#### [INSTRUCTION A]
Copy out, word for word, everything in the rows from the very first line down to the line containing "symbol-title[interactable]: Gold Spot", both of those lines included.

#### [SUPPLIED PASSAGE]
Job Summary
We are seeking a SRE Engineer with a passion for performance optimization to join our dynamic Infrastructure Team. In this role, you will be instrumental in designing, implementing, and maintaining scalable and resilient infrastructure solutions that align with our business objectives. You will leverage your expertise in cloud technologies and automation to enhance our infrastructure’s performance, resilience, and cost-effectiveness.
Job Responsibilities
- Collaborate with service engineering teams to design, implement, and maintain scalable and resilient infrastructure solutions optimizing for performance, resilience, and cost.
- Ensure infrastructure aligns with business requirements and industry standards.
- Leverage Terraform to automate infrastructure provisioning and configurations.
- Implement Site Reliability Engineering (SRE) principles to improve system reliability and reduce downtime.
- Improve developer workflows by creating self-service tools, optimizing CI/CD pipelines, and enhancing deployment processes to remove friction.
- Develop and maintain robust monitoring and alerting systems to proactively identify and resolve issues.
- Lead incident responses, manage on-call rotations, and facilitate post-incident reviews to drive continuous improvement and resilience.
- Automate everything—drive adoption of Infrastructure as Code (IaC) and build automated pipelines for testing, monitoring, and deployments.
- Utilize excellent written and verbal communication skills to create communications on upcoming changes and how they affect teams.
Basic Qualifications
- Proven experience in building, scaling, and monitoring cloud infrastructure on AWS, especially EKS, S3, RDS, API Gateway, Load Balancers, VPC, Lambdas, DocumentDB, and DynamoDB.
- Proven experience using Terraform to update and maintain cloud infrastructure.
- Proven experience with containerized applications, Kubernetes, and microservice deployments.
- Strong knowledge of GitHub Actions and CI/CD best practices.

#### [INFORMATION GIVEN]

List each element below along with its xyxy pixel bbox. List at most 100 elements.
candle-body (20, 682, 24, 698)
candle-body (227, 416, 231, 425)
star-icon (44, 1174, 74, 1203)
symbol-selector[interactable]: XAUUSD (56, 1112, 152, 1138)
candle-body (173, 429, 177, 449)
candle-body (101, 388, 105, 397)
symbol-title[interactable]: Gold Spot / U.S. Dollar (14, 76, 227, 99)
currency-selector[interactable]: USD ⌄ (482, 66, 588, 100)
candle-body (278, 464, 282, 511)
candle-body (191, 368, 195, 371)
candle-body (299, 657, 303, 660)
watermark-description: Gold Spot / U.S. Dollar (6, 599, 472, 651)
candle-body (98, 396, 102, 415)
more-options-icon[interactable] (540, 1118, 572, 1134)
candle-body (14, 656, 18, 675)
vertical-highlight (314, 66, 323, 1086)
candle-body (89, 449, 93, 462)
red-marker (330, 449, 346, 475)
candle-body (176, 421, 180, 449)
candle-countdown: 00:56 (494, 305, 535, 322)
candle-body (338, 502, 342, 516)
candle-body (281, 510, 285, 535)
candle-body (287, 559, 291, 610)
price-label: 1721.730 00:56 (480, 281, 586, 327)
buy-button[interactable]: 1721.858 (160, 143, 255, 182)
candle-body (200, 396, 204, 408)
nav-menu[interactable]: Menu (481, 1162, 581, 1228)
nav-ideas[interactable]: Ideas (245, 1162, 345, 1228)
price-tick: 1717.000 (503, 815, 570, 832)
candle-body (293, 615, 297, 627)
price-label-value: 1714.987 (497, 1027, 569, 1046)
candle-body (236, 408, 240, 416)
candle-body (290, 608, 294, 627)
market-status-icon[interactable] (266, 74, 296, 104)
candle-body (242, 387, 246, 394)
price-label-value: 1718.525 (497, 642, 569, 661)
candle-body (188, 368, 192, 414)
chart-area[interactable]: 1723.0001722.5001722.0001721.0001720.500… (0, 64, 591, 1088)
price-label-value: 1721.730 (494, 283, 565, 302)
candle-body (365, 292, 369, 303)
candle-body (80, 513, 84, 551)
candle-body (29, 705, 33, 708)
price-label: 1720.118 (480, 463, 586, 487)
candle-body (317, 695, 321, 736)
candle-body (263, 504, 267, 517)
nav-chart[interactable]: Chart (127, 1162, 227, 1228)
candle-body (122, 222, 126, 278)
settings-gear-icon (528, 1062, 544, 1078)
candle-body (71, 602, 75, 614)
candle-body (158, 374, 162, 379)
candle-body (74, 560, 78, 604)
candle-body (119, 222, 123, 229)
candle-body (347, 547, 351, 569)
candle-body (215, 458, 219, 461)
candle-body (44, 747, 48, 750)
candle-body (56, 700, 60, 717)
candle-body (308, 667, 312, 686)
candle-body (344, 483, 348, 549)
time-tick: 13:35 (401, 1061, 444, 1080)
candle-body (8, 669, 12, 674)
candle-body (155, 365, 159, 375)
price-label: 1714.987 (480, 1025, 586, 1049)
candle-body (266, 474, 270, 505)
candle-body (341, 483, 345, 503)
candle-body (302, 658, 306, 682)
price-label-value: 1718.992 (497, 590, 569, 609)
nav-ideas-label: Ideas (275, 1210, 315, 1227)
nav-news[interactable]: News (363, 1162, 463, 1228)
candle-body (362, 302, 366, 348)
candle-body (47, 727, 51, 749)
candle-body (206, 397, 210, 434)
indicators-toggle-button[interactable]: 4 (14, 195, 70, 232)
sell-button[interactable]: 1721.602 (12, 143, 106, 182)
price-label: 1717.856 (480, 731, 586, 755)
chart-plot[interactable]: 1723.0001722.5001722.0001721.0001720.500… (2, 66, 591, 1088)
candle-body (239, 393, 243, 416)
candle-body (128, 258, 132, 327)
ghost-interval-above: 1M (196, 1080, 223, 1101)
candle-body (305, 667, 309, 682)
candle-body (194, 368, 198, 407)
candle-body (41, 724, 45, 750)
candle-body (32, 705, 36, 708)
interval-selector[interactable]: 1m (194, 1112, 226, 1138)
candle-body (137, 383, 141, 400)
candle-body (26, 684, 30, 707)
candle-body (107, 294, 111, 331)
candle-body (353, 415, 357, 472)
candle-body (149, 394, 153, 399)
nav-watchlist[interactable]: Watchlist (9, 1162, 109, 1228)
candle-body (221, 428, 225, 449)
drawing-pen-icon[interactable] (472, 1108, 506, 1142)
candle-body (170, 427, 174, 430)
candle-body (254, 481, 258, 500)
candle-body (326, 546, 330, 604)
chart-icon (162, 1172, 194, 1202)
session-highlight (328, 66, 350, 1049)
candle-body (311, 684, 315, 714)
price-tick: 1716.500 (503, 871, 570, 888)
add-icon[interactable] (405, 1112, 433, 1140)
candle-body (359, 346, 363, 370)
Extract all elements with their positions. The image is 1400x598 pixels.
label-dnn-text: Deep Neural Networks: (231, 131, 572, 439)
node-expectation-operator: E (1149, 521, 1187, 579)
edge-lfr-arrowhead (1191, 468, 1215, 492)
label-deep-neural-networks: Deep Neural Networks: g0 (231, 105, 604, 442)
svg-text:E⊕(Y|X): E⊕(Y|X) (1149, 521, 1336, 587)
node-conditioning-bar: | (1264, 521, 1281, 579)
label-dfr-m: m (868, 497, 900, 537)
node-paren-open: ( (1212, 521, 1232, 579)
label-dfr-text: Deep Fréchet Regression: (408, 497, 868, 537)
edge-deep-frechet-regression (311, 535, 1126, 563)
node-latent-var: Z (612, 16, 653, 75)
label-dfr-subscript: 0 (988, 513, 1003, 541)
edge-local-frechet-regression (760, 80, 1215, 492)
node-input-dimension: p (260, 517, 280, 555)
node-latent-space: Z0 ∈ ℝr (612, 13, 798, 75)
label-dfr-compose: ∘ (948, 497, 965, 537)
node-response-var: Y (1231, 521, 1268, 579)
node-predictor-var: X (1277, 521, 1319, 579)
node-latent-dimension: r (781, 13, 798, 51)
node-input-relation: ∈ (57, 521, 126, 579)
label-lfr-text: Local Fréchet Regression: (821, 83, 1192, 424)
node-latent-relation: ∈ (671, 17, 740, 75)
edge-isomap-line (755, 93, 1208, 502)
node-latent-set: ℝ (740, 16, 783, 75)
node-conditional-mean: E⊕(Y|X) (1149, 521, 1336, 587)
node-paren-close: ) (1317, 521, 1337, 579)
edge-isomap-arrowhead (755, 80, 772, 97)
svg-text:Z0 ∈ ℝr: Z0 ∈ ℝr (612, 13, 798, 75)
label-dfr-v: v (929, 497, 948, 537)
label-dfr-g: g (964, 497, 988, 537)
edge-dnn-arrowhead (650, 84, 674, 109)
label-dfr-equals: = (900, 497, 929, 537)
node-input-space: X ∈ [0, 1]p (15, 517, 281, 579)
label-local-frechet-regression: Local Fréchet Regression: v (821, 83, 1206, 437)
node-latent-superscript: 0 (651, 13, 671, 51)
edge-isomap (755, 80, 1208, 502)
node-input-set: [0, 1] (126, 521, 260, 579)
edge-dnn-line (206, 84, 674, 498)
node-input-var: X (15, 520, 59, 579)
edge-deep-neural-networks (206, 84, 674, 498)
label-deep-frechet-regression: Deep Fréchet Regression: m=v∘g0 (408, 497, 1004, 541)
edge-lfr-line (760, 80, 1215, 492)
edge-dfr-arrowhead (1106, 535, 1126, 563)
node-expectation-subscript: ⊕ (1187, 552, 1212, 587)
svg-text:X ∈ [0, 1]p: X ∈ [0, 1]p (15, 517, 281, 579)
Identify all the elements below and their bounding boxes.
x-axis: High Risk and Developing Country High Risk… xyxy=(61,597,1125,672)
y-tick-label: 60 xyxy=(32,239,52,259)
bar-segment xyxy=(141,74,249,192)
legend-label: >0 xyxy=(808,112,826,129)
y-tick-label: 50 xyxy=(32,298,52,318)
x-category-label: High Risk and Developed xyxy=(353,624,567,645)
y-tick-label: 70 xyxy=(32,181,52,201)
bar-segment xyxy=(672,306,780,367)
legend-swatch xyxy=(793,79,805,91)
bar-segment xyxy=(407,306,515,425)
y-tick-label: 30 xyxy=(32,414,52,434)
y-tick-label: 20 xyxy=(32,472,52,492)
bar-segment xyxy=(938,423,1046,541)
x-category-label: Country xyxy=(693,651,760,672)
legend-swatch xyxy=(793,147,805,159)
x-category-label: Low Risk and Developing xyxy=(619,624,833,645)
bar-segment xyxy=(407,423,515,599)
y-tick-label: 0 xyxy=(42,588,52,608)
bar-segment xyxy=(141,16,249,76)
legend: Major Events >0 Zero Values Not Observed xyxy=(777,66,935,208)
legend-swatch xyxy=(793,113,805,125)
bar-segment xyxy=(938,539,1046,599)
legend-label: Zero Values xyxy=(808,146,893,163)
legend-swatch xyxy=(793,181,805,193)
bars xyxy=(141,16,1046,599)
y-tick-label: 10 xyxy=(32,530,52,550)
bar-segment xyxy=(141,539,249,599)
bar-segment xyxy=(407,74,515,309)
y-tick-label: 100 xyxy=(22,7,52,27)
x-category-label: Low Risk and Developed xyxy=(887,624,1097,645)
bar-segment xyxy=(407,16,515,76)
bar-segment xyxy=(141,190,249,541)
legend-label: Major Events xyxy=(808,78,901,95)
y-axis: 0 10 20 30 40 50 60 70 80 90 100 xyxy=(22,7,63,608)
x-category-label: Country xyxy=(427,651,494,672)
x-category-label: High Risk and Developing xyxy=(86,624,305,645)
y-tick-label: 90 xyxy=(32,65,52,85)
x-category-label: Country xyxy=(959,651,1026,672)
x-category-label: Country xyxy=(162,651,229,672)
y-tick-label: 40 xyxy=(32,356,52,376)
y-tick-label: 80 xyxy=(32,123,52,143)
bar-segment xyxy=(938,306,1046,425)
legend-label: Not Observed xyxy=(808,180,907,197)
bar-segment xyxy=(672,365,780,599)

#### [INSTRUCTION B]
In the job posting, shorten the paragraph that starts "We are seeking a SRE Engineer" into a brief list that keeps its main facts.

#### [FINAL ANSWER A]
List each element below along with its xyxy pixel bbox. List at most 100 elements.
candle-body (20, 682, 24, 698)
candle-body (227, 416, 231, 425)
star-icon (44, 1174, 74, 1203)
symbol-selector[interactable]: XAUUSD (56, 1112, 152, 1138)
candle-body (173, 429, 177, 449)
candle-body (101, 388, 105, 397)
symbol-title[interactable]: Gold Spot / U.S. Dollar (14, 76, 227, 99)

#### [FINAL ANSWER B]
- Role: SRE Engineer with a passion for performance optimization, joining the Infrastructure Team.
- Designs, implements, and maintains scalable, resilient infrastructure aligned with business objectives.
- Uses cloud and automation expertise to improve infrastructure performance, resilience, and cost-effectiveness.